Records from a collection of figures
-.-.-

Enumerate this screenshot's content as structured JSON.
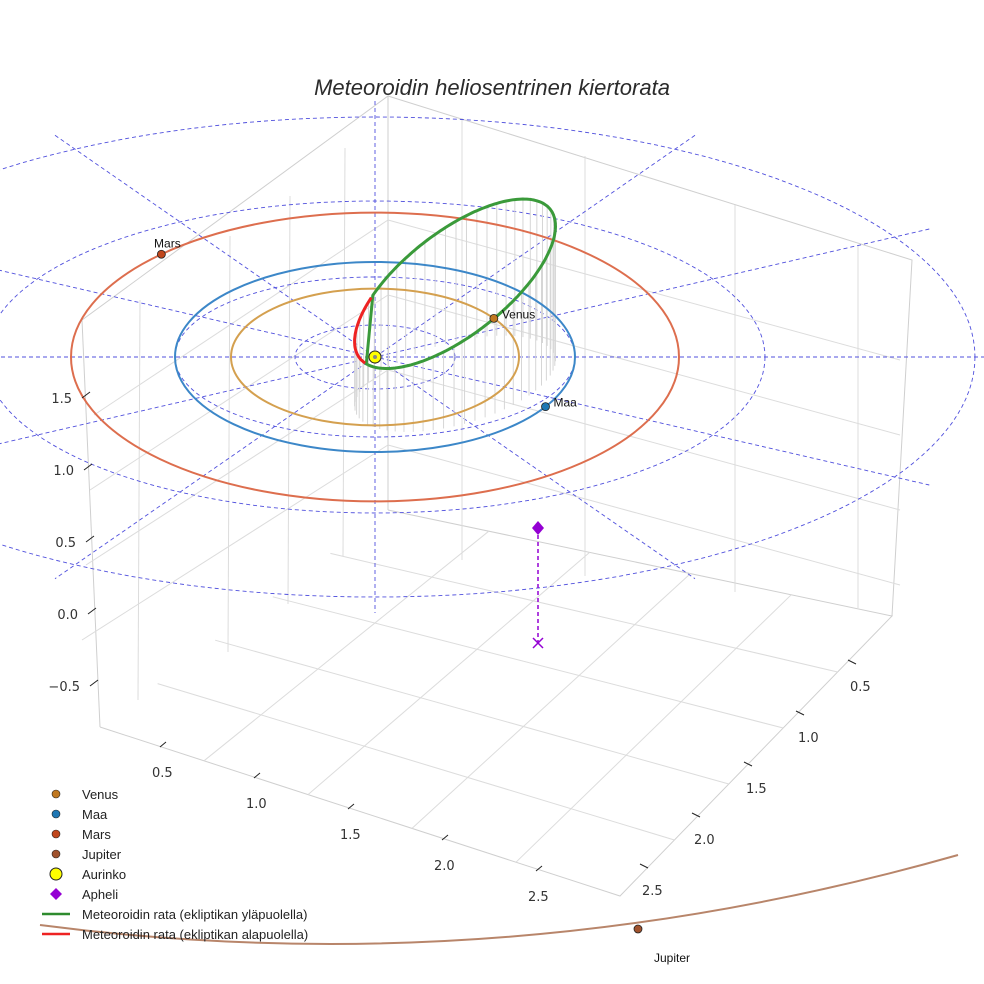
{
  "chart_data": {
    "type": "line",
    "projection": "3d",
    "title": "Meteoroidin heliosentrinen kiertorata",
    "axes": {
      "x_ticks": [
        "0.5",
        "1.0",
        "1.5",
        "2.0",
        "2.5"
      ],
      "y_ticks": [
        "0.5",
        "1.0",
        "1.5",
        "2.0",
        "2.5"
      ],
      "z_ticks": [
        "−0.5",
        "0.0",
        "0.5",
        "1.0",
        "1.5"
      ],
      "xlim": [
        0.0,
        2.8
      ],
      "ylim": [
        0.0,
        2.8
      ],
      "zlim": [
        -0.7,
        1.8
      ]
    },
    "grid": true,
    "colors": {
      "venus": "#d4a04f",
      "earth": "#3c87c8",
      "mars": "#dd6e4e",
      "jupiter": "#b8856a",
      "sun": "#ffff00",
      "apheli": "#9400d3",
      "orbit_above": "#3a9a3a",
      "orbit_below": "#ee2222",
      "reference_grid": "#5050dd"
    },
    "planets": [
      {
        "name": "Venus",
        "orbit_radius_au": 0.72,
        "label": "Venus"
      },
      {
        "name": "Maa",
        "orbit_radius_au": 1.0,
        "label": "Maa"
      },
      {
        "name": "Mars",
        "orbit_radius_au": 1.52,
        "label": "Mars"
      },
      {
        "name": "Jupiter",
        "orbit_radius_au": 5.2,
        "label": "Jupiter"
      }
    ],
    "sun": {
      "name": "Aurinko",
      "x": 0,
      "y": 0,
      "z": 0
    },
    "meteoroid_orbit": {
      "perihelion_au": 0.12,
      "aphelion_au": 2.7,
      "inclination_deg": 4
    },
    "apheli": {
      "name": "Apheli",
      "distance_au": 2.7
    },
    "legend": {
      "position": "bottom-left",
      "entries": [
        {
          "label": "Venus",
          "symbol": "dot",
          "color": "#c07820"
        },
        {
          "label": "Maa",
          "symbol": "dot",
          "color": "#1f77b4"
        },
        {
          "label": "Mars",
          "symbol": "dot",
          "color": "#c0461c"
        },
        {
          "label": "Jupiter",
          "symbol": "dot",
          "color": "#a0522d"
        },
        {
          "label": "Aurinko",
          "symbol": "sun",
          "color": "#ffff00"
        },
        {
          "label": "Apheli",
          "symbol": "diamond",
          "color": "#9400d3"
        },
        {
          "label": "Meteoroidin rata (ekliptikan yläpuolella)",
          "symbol": "line",
          "color": "#2e8b2e"
        },
        {
          "label": "Meteoroidin rata (ekliptikan alapuolella)",
          "symbol": "line",
          "color": "#ee2222"
        }
      ]
    }
  }
}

-.-.-

Find each line with the string "Meteoroidin" and copy it out.

    "title": "Meteoroidin heliosentrinen kiertorata",
          "label": "Meteoroidin rata (ekliptikan yläpuolella)",
          "label": "Meteoroidin rata (ekliptikan alapuolella)",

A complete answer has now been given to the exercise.